• GOAL OF THE EXERCISE: Copy all lines holding the word "Crypto" from the entries.
++++ ROWS ++++
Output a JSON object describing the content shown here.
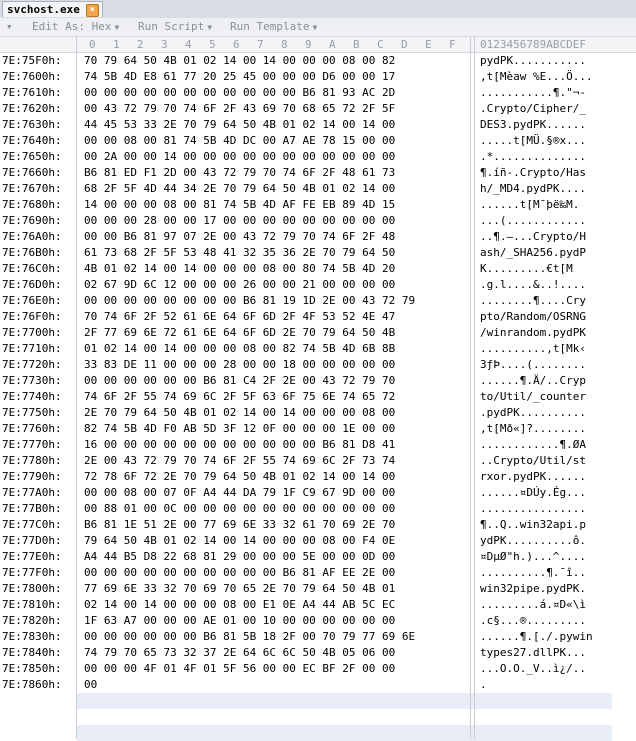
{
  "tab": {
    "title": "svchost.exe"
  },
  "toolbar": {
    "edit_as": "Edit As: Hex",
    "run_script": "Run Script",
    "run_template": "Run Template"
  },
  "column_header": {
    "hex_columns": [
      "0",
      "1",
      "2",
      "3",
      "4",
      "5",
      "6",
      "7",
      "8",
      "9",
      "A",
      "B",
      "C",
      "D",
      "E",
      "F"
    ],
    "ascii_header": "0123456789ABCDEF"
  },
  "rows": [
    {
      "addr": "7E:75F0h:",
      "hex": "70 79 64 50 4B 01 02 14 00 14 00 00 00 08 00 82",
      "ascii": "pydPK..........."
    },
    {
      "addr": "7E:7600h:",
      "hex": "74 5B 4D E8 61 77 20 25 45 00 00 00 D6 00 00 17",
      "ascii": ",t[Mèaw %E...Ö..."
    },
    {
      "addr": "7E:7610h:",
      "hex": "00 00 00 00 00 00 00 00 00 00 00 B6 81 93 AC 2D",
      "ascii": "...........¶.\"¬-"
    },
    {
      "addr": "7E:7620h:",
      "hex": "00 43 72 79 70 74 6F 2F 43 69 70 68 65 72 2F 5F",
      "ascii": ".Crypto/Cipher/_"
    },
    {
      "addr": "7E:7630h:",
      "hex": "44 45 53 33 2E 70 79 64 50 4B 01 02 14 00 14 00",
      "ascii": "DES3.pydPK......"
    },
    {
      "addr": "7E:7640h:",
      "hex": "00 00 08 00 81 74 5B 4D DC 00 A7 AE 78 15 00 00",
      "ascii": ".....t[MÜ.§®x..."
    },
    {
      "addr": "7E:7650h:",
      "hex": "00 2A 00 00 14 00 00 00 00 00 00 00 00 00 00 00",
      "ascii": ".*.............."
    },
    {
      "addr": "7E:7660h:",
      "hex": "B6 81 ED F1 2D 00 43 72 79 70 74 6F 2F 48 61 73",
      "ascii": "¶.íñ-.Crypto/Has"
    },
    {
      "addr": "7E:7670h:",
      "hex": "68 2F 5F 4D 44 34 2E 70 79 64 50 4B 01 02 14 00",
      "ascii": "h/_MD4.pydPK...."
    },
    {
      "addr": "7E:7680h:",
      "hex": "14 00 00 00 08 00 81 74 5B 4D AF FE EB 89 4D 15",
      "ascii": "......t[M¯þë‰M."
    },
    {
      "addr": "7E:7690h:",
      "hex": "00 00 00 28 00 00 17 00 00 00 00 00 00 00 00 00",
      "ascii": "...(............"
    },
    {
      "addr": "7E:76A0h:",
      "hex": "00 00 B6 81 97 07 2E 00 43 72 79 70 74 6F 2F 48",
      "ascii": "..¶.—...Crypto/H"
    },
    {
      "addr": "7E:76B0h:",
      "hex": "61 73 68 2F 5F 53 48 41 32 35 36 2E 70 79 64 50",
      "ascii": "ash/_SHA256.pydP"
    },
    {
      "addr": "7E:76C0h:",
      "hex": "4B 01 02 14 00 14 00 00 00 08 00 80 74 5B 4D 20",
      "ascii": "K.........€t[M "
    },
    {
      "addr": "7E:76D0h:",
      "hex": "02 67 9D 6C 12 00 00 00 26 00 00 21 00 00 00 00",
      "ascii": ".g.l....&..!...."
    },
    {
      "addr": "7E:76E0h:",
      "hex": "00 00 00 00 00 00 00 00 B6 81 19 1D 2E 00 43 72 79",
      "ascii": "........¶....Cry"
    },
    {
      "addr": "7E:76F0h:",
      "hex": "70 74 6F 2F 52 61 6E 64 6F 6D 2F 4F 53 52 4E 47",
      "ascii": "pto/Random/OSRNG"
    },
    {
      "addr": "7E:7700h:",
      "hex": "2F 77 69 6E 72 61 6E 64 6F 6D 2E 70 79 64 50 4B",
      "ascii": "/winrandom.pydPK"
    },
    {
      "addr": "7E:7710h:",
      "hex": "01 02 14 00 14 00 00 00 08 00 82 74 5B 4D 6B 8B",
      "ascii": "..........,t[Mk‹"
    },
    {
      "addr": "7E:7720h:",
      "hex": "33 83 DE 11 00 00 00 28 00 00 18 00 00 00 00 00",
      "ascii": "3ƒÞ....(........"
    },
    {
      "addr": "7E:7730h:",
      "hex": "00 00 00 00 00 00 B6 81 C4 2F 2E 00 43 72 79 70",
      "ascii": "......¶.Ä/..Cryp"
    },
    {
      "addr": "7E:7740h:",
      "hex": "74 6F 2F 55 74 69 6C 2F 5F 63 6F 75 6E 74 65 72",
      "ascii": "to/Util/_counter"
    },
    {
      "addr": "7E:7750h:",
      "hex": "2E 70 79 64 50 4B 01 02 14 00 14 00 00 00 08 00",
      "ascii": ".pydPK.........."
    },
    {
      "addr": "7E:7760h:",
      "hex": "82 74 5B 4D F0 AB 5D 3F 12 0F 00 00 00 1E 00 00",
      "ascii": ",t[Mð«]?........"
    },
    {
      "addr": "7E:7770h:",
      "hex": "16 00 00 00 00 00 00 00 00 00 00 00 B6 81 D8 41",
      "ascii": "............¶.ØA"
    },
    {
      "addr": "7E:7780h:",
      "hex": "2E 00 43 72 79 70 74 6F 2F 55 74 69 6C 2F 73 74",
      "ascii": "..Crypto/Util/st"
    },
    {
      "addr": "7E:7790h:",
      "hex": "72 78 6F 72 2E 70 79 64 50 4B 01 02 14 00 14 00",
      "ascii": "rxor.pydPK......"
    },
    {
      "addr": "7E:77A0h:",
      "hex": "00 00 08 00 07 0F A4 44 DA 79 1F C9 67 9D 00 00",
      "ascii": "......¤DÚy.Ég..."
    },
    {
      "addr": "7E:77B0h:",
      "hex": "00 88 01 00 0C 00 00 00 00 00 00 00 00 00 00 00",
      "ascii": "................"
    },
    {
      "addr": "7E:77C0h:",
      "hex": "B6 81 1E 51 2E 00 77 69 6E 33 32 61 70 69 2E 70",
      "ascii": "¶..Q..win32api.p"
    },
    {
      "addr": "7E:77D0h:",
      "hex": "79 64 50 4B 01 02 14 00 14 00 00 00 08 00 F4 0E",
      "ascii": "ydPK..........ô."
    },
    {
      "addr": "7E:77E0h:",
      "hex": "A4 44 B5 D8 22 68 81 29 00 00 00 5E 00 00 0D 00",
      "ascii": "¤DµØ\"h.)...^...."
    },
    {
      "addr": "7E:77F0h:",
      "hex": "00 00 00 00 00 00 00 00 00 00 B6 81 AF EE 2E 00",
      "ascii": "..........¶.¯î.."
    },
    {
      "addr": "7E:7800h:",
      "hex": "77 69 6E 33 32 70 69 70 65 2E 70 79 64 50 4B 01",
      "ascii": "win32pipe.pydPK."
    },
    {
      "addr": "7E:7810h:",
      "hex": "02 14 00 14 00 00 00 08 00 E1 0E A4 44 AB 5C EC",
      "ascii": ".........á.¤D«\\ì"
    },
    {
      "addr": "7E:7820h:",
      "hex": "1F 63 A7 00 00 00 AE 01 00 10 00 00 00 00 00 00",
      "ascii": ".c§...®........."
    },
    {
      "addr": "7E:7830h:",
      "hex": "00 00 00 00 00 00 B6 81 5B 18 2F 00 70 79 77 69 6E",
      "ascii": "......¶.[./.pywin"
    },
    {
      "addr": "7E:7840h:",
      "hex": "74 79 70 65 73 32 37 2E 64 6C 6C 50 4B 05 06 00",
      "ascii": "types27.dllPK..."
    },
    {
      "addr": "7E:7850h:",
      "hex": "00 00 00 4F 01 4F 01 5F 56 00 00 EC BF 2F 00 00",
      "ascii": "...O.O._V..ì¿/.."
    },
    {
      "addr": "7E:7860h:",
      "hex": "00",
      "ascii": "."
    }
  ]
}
++++
• SOLUTION TO THIS EXERCISE:
      "ascii": ".Crypto/Cipher/_"
      "ascii": "¶.íñ-.Crypto/Has"
      "ascii": "..¶.—...Crypto/H"
      "ascii": "..Crypto/Util/st"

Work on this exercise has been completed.